#### Problem to solve:
Identify every line in the records below that contains the word "document", and copy each of those lines.

═════ Available records ═════

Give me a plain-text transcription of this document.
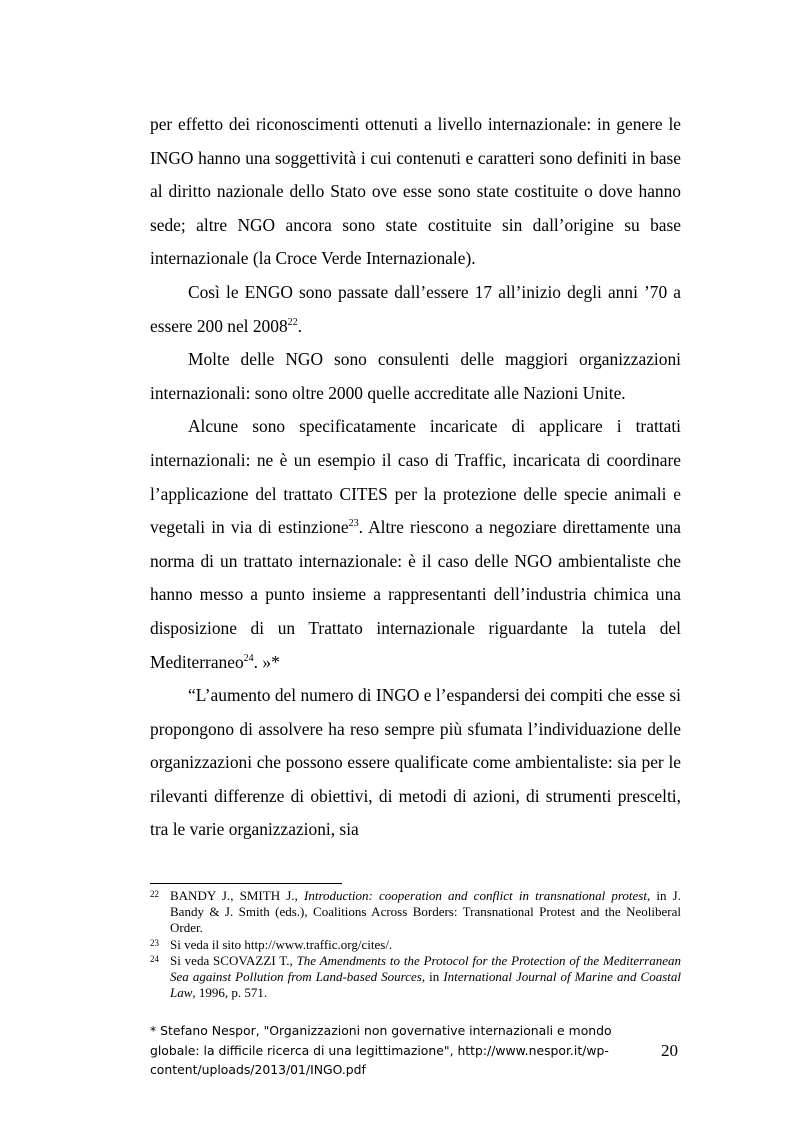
per effetto dei riconoscimenti ottenuti a livello internazionale: in genere le INGO hanno una soggettività i cui contenuti e caratteri sono definiti in base al diritto nazionale dello Stato ove esse sono state costituite o dove hanno sede; altre NGO ancora sono state costituite sin dall’origine su base internazionale (la Croce Verde Internazionale).

Così le ENGO sono passate dall’essere 17 all’inizio degli anni ’70 a essere 200 nel 2008$^{22}$.

Molte delle NGO sono consulenti delle maggiori organizzazioni internazionali: sono oltre 2000 quelle accreditate alle Nazioni Unite.

Alcune sono specificatamente incaricate di applicare i trattati internazionali: ne è un esempio il caso di Traffic, incaricata di coordinare l’applicazione del trattato CITES per la protezione delle specie animali e vegetali in via di estinzione$^{23}$. Altre riescono a negoziare direttamente una norma di un trattato internazionale: è il caso delle NGO ambientaliste che hanno messo a punto insieme a rappresentanti dell’industria chimica una disposizione di un Trattato internazionale riguardante la tutela del Mediterraneo$^{24}$. »*

“L’aumento del numero di INGO e l’espandersi dei compiti che esse si propongono di assolvere ha reso sempre più sfumata l’individuazione delle organizzazioni che possono essere qualificate come ambientaliste: sia per le rilevanti differenze di obiettivi, di metodi di azioni, di strumenti prescelti, tra le varie organizzazioni, sia

22 BANDY J., SMITH J., Introduction: cooperation and conflict in transnational protest, in J. Bandy & J. Smith (eds.), Coalitions Across Borders: Transnational Protest and the Neoliberal Order.
23 Si veda il sito http://www.traffic.org/cites/.
24 Si veda SCOVAZZI T., The Amendments to the Protocol for the Protection of the Mediterranean Sea against Pollution from Land-based Sources, in International Journal of Marine and Coastal Law, 1996, p. 571.
* Stefano Nespor, "Organizzazioni non governative internazionali e mondo globale: la difficile ricerca di una legittimazione", http://www.nespor.it/wp-content/uploads/2013/01/INGO.pdf
20
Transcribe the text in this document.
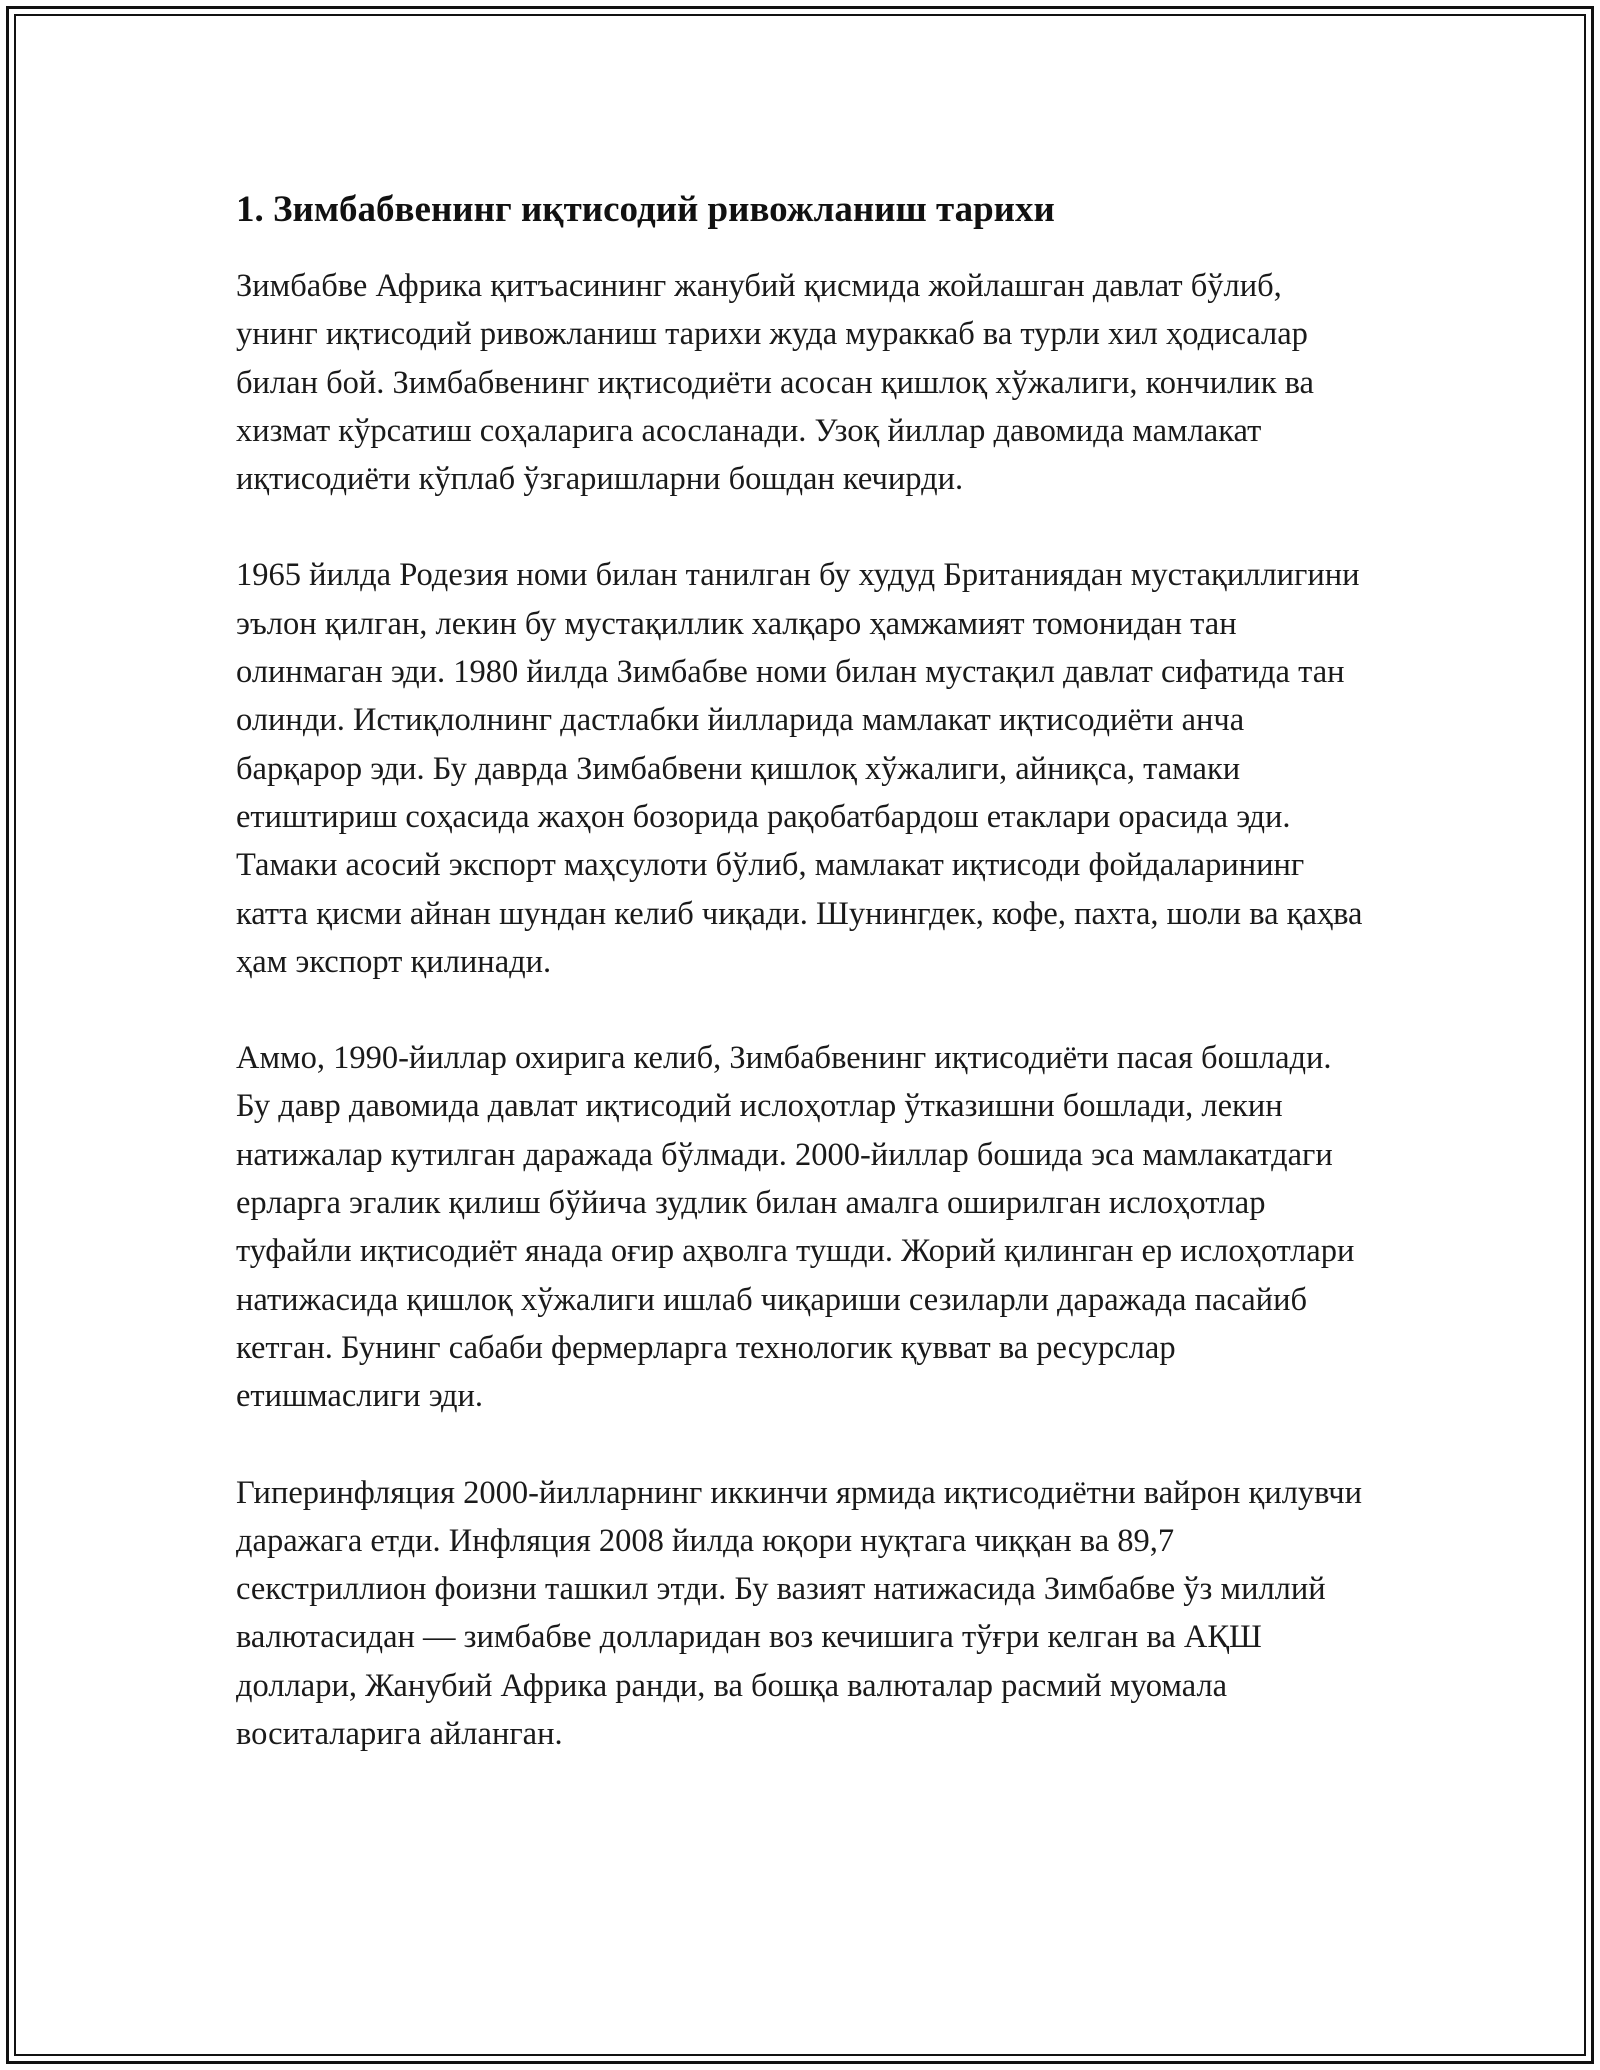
1. Зимбабвенинг иқтисодий ривожланиш тарихи

Зимбабве Африка қитъасининг жанубий қисмида жойлашган давлат бўлиб, унинг иқтисодий ривожланиш тарихи жуда мураккаб ва турли хил ҳодисалар билан бой. Зимбабвенинг иқтисодиёти асосан қишлоқ хўжалиги, кончилик ва хизмат кўрсатиш соҳаларига асосланади. Узоқ йиллар давомида мамлакат иқтисодиёти кўплаб ўзгаришларни бошдан кечирди.

1965 йилда Родезия номи билан танилган бу худуд Британиядан мустақиллигини эълон қилган, лекин бу мустақиллик халқаро ҳамжамият томонидан тан олинмаган эди. 1980 йилда Зимбабве номи билан мустақил давлат сифатида тан олинди. Истиқлолнинг дастлабки йилларида мамлакат иқтисодиёти анча барқарор эди. Бу даврда Зимбабвени қишлоқ хўжалиги, айниқса, тамаки етиштириш соҳасида жаҳон бозорида рақобатбардош етаклари орасида эди. Тамаки асосий экспорт маҳсулоти бўлиб, мамлакат иқтисоди фойдаларининг катта қисми айнан шундан келиб чиқади. Шунингдек, кофе, пахта, шоли ва қаҳва ҳам экспорт қилинади.

Аммо, 1990-йиллар охирига келиб, Зимбабвенинг иқтисодиёти пасая бошлади. Бу давр давомида давлат иқтисодий ислоҳотлар ўтказишни бошлади, лекин натижалар кутилган даражада бўлмади. 2000-йиллар бошида эса мамлакатдаги ерларга эгалик қилиш бўйича зудлик билан амалга оширилган ислоҳотлар туфайли иқтисодиёт янада оғир аҳволга тушди. Жорий қилинган ер ислоҳотлари натижасида қишлоқ хўжалиги ишлаб чиқариши сезиларли даражада пасайиб кетган. Бунинг сабаби фермерларга технологик қувват ва ресурслар етишмаслиги эди.

Гиперинфляция 2000-йилларнинг иккинчи ярмида иқтисодиётни вайрон қилувчи даражага етди. Инфляция 2008 йилда юқори нуқтага чиққан ва 89,7 секстриллион фоизни ташкил этди. Бу вазият натижасида Зимбабве ўз миллий валютасидан — зимбабве долларидан воз кечишига тўғри келган ва АҚШ доллари, Жанубий Африка ранди, ва бошқа валюталар расмий муомала воситаларига айланган.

═════

#### Output of the exercise:
Give me a plain-text transcription of this document.
Transcribe the text in this document.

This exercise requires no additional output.